WORK TO DO:
1. In the commit diff below, list each condition under which PickMostRelevantLoop returns B.
2. Continue the ScalarEvolutionExpander commit diff from the point where it stops.

EXCERPTED PASSAGE:
When expanding an expression such as (A + B + C + D), sort the operands

by loop depth and emit loop-invariant subexpressions outside of loops.
This speeds up MultiSource/Applications/viterbi and others.


git-svn-id: https://llvm.org/svn/llvm-project/llvm/trunk@97580 91177308-0d34-0410-b5e6-96231b3b80d8

1 files changed, 121 insertions, 31 deletions

diff --git a/lib/Analysis/ScalarEvolutionExpander.cpp b/lib/Analysis/ScalarEvolutionExpander.cpp
index b6c7ce6448..e26e9dd8b5 100644
--- a/lib/Analysis/ScalarEvolutionExpander.cpp
+++ b/lib/Analysis/ScalarEvolutionExpander.cpp
@@ -528,48 +528,138 @@ static bool isNonConstantNegative(const SCEV *F) {
   return SC->getValue()->getValue().isNegative();
 }
 
-Value *SCEVExpander::visitAddExpr(const SCEVAddExpr *S) {
-  int NumOperands = S->getNumOperands();
-  const Type *Ty = SE.getEffectiveSCEVType(S->getType());
+/// PickMostRelevantLoop - Given two loops pick the one that's most relevant for
+/// SCEV expansion. If they are nested, this is the most nested. If they are
+/// neighboring, pick the later.
+static const Loop *PickMostRelevantLoop(const Loop *A, const Loop *B,
+                                        DominatorTree &DT) {
+  if (!A) return B;
+  if (!B) return A;
+  if (A->contains(B)) return B;
+  if (B->contains(A)) return A;
+  if (DT.dominates(A->getHeader(), B->getHeader())) return B;
+  if (DT.dominates(B->getHeader(), A->getHeader())) return A;
+  return A; // Arbitrarily break the tie.
+}
 
-  // Find the index of an operand to start with. Choose the operand with
-  // pointer type, if there is one, or the last operand otherwise.
-  int PIdx = 0;
-  for (; PIdx != NumOperands - 1; ++PIdx)
-    if (S->getOperand(PIdx)->getType()->isPointerTy()) break;
+/// GetRelevantLoop - Get the most relevant loop associated with the given
+/// expression, according to PickMostRelevantLoop.

STORED ROWS:
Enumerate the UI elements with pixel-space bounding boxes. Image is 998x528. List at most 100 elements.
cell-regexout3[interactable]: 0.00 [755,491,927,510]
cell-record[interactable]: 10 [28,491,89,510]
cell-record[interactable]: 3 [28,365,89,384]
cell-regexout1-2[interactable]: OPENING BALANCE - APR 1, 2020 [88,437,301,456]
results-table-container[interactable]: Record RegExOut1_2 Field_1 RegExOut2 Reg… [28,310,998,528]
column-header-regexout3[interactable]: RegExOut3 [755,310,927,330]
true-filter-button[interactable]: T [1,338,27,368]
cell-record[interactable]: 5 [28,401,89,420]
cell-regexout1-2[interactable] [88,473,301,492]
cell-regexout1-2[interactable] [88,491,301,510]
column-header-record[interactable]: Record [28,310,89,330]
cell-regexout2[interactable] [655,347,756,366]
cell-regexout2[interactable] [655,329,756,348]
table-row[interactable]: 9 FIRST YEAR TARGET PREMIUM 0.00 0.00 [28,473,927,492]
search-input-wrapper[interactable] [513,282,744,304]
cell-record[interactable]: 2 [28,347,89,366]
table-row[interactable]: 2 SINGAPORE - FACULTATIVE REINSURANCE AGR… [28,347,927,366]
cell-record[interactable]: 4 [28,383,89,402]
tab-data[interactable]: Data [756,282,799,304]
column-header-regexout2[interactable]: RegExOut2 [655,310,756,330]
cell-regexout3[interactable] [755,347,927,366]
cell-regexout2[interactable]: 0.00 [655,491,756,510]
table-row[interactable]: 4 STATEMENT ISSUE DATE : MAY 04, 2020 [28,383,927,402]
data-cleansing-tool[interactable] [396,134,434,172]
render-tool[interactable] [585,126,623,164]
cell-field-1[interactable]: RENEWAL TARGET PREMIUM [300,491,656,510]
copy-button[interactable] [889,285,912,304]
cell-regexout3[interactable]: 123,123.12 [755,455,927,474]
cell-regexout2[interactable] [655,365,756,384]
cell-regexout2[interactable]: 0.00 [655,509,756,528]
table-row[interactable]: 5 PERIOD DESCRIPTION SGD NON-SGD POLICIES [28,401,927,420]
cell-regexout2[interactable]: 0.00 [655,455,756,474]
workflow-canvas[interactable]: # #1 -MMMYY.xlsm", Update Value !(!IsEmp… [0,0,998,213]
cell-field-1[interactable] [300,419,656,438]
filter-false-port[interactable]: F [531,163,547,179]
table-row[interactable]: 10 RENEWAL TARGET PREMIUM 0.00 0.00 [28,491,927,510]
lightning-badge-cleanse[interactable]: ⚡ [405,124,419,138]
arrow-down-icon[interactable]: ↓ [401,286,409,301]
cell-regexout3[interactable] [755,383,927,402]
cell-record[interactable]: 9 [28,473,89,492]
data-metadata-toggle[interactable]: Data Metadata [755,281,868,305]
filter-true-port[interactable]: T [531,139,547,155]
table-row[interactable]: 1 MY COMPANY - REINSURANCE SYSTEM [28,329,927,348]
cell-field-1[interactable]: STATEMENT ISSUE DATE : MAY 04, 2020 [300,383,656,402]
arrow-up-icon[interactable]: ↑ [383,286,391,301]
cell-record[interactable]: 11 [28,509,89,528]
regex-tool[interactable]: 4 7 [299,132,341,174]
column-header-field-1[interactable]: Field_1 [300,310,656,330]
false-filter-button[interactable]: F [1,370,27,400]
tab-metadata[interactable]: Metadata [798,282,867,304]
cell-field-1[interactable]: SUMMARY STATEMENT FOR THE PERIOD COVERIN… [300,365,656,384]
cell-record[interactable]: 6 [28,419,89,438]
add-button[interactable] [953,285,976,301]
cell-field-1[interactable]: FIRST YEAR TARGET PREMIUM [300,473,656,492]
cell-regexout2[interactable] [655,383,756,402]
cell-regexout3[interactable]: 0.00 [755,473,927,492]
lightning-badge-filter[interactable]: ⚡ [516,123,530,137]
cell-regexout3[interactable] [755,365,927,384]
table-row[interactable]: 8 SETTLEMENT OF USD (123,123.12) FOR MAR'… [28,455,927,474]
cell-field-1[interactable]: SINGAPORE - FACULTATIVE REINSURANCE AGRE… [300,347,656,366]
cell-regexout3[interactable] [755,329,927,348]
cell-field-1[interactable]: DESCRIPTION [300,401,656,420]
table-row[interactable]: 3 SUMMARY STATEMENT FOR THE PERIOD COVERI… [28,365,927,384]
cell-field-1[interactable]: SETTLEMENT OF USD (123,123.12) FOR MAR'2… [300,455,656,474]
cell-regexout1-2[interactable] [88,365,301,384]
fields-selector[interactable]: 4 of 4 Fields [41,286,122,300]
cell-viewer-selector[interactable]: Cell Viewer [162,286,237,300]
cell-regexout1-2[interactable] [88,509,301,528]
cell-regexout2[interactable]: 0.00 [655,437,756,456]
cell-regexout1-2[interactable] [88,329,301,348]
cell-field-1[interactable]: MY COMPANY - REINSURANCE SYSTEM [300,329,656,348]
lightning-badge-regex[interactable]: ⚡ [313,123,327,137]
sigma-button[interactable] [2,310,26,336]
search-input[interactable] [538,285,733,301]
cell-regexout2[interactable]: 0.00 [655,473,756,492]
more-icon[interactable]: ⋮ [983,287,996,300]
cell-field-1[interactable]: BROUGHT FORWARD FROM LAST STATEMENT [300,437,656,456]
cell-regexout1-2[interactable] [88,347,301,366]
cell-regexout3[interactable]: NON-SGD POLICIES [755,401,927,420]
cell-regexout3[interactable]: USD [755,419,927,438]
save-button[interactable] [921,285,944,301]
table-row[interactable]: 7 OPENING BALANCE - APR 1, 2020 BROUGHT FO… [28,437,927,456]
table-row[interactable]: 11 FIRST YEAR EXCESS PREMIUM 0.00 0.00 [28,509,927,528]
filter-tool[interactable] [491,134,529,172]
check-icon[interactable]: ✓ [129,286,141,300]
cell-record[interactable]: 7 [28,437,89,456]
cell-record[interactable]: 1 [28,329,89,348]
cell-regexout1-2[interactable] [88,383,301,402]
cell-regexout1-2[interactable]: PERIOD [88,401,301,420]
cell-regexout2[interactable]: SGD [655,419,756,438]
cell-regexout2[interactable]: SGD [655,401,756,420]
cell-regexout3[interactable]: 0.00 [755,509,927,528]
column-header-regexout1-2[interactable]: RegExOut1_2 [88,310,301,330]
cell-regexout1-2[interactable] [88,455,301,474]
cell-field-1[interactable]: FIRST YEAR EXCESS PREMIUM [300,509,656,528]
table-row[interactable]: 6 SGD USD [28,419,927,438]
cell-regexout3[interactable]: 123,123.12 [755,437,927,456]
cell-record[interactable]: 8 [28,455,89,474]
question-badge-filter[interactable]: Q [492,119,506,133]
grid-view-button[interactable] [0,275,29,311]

ANSWERS FOR THIS EXERCISE:
1.
- !A
- A->contains(B)
- DT.dominates(A->getHeader(), B->getHeader())

2.
+static const Loop *GetRelevantLoop(const SCEV *S, LoopInfo &LI,
+                                   DominatorTree &DT) {
+  if (isa<SCEVConstant>(S))
+    return 0;
+  if (const SCEVUnknown *U = dyn_cast<SCEVUnknown>(S)) {
+    if (const Instruction *I = dyn_cast<Instruction>(U->getValue()))
+      return LI.getLoopFor(I->getParent());
+    return 0;
+  }
+  if (const SCEVNAryExpr *N = dyn_cast<SCEVNAryExpr>(S)) {
+    const Loop *L = 0;
+    if (const SCEVAddRecExpr *AR = dyn_cast<SCEVAddRecExpr>(S))
+      L = AR->getLoop();
+    for (SCEVNAryExpr::op_iterator I = N->op_begin(), E = N->op_end();
+         I != E; ++I)
+      L = PickMostRelevantLoop(L, GetRelevantLoop(*I, LI, DT), DT);
+    return L;
+  }
+  if (const SCEVCastExpr *C = dyn_cast<SCEVCastExpr>(S))
+    return GetRelevantLoop(C->getOperand(), LI, DT);
+  if (const SCEVUDivExpr *D = dyn_cast<SCEVUDivExpr>(S))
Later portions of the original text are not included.